BEGIN Items

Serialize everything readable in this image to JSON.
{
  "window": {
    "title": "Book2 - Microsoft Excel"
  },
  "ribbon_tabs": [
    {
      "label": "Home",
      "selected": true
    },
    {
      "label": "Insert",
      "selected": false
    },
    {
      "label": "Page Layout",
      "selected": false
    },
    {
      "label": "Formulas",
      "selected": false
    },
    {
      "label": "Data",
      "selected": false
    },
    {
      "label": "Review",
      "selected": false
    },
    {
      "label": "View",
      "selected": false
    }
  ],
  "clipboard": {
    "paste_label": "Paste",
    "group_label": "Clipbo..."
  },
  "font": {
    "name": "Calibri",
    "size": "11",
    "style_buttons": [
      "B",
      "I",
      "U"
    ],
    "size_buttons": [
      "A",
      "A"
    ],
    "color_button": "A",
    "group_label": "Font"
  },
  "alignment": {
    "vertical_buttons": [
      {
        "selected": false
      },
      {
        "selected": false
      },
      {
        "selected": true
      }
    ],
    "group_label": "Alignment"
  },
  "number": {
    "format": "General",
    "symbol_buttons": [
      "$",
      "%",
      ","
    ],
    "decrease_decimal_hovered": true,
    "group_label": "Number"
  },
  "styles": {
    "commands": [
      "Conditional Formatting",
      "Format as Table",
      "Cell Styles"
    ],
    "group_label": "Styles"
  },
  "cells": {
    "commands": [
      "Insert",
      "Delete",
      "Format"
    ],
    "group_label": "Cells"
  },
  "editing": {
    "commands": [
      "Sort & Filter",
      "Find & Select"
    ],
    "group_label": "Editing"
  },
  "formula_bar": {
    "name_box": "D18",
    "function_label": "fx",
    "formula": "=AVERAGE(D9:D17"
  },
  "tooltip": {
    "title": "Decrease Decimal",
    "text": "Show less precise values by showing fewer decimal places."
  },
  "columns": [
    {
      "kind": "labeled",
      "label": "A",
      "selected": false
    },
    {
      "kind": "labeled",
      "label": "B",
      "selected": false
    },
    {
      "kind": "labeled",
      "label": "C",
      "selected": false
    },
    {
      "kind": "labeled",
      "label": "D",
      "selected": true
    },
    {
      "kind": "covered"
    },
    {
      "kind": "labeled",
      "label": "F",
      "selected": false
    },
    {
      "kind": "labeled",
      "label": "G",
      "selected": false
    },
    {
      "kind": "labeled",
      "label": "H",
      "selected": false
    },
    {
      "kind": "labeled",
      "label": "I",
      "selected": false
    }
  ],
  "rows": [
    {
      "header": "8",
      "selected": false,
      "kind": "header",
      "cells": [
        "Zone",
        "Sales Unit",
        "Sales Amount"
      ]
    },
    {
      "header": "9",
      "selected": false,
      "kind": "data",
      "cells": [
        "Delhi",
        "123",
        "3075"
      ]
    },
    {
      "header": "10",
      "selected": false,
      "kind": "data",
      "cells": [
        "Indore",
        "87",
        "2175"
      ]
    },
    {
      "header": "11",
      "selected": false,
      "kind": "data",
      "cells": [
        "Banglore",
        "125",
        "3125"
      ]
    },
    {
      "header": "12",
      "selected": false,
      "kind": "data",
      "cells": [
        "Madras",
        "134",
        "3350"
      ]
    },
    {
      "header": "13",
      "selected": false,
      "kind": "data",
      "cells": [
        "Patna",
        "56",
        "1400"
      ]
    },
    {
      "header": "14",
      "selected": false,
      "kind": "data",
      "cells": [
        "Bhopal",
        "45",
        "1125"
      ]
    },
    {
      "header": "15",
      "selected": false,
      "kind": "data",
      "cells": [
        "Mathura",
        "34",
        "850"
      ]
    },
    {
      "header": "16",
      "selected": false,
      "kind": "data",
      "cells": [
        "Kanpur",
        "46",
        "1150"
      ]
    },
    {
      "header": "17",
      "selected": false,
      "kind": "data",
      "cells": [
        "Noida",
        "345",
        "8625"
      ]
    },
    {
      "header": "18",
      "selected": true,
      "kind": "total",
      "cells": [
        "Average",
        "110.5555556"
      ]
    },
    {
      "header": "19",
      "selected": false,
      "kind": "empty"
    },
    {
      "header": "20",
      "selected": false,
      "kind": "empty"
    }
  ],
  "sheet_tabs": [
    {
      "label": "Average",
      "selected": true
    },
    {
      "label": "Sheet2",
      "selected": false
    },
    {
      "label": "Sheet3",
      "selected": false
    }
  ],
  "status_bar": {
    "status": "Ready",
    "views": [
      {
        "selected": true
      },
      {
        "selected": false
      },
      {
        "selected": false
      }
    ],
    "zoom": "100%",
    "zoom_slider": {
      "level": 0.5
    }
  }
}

END Items

Give the complete listing a second time, exactly as it reads.

Serialize everything readable in this image to JSON.
{
  "window": {
    "title": "Book2 - Microsoft Excel"
  },
  "ribbon_tabs": [
    {
      "label": "Home",
      "selected": true
    },
    {
      "label": "Insert",
      "selected": false
    },
    {
      "label": "Page Layout",
      "selected": false
    },
    {
      "label": "Formulas",
      "selected": false
    },
    {
      "label": "Data",
      "selected": false
    },
    {
      "label": "Review",
      "selected": false
    },
    {
      "label": "View",
      "selected": false
    }
  ],
  "clipboard": {
    "paste_label": "Paste",
    "group_label": "Clipbo..."
  },
  "font": {
    "name": "Calibri",
    "size": "11",
    "style_buttons": [
      "B",
      "I",
      "U"
    ],
    "size_buttons": [
      "A",
      "A"
    ],
    "color_button": "A",
    "group_label": "Font"
  },
  "alignment": {
    "vertical_buttons": [
      {
        "selected": false
      },
      {
        "selected": false
      },
      {
        "selected": true
      }
    ],
    "group_label": "Alignment"
  },
  "number": {
    "format": "General",
    "symbol_buttons": [
      "$",
      "%",
      ","
    ],
    "decrease_decimal_hovered": true,
    "group_label": "Number"
  },
  "styles": {
    "commands": [
      "Conditional Formatting",
      "Format as Table",
      "Cell Styles"
    ],
    "group_label": "Styles"
  },
  "cells": {
    "commands": [
      "Insert",
      "Delete",
      "Format"
    ],
    "group_label": "Cells"
  },
  "editing": {
    "commands": [
      "Sort & Filter",
      "Find & Select"
    ],
    "group_label": "Editing"
  },
  "formula_bar": {
    "name_box": "D18",
    "function_label": "fx",
    "formula": "=AVERAGE(D9:D17"
  },
  "tooltip": {
    "title": "Decrease Decimal",
    "text": "Show less precise values by showing fewer decimal places."
  },
  "columns": [
    {
      "kind": "labeled",
      "label": "A",
      "selected": false
    },
    {
      "kind": "labeled",
      "label": "B",
      "selected": false
    },
    {
      "kind": "labeled",
      "label": "C",
      "selected": false
    },
    {
      "kind": "labeled",
      "label": "D",
      "selected": true
    },
    {
      "kind": "covered"
    },
    {
      "kind": "labeled",
      "label": "F",
      "selected": false
    },
    {
      "kind": "labeled",
      "label": "G",
      "selected": false
    },
    {
      "kind": "labeled",
      "label": "H",
      "selected": false
    },
    {
      "kind": "labeled",
      "label": "I",
      "selected": false
    }
  ],
  "rows": [
    {
      "header": "8",
      "selected": false,
      "kind": "header",
      "cells": [
        "Zone",
        "Sales Unit",
        "Sales Amount"
      ]
    },
    {
      "header": "9",
      "selected": false,
      "kind": "data",
      "cells": [
        "Delhi",
        "123",
        "3075"
      ]
    },
    {
      "header": "10",
      "selected": false,
      "kind": "data",
      "cells": [
        "Indore",
        "87",
        "2175"
      ]
    },
    {
      "header": "11",
      "selected": false,
      "kind": "data",
      "cells": [
        "Banglore",
        "125",
        "3125"
      ]
    },
    {
      "header": "12",
      "selected": false,
      "kind": "data",
      "cells": [
        "Madras",
        "134",
        "3350"
      ]
    },
    {
      "header": "13",
      "selected": false,
      "kind": "data",
      "cells": [
        "Patna",
        "56",
        "1400"
      ]
    },
    {
      "header": "14",
      "selected": false,
      "kind": "data",
      "cells": [
        "Bhopal",
        "45",
        "1125"
      ]
    },
    {
      "header": "15",
      "selected": false,
      "kind": "data",
      "cells": [
        "Mathura",
        "34",
        "850"
      ]
    },
    {
      "header": "16",
      "selected": false,
      "kind": "data",
      "cells": [
        "Kanpur",
        "46",
        "1150"
      ]
    },
    {
      "header": "17",
      "selected": false,
      "kind": "data",
      "cells": [
        "Noida",
        "345",
        "8625"
      ]
    },
    {
      "header": "18",
      "selected": true,
      "kind": "total",
      "cells": [
        "Average",
        "110.5555556"
      ]
    },
    {
      "header": "19",
      "selected": false,
      "kind": "empty"
    },
    {
      "header": "20",
      "selected": false,
      "kind": "empty"
    }
  ],
  "sheet_tabs": [
    {
      "label": "Average",
      "selected": true
    },
    {
      "label": "Sheet2",
      "selected": false
    },
    {
      "label": "Sheet3",
      "selected": false
    }
  ],
  "status_bar": {
    "status": "Ready",
    "views": [
      {
        "selected": true
      },
      {
        "selected": false
      },
      {
        "selected": false
      }
    ],
    "zoom": "100%",
    "zoom_slider": {
      "level": 0.5
    }
  }
}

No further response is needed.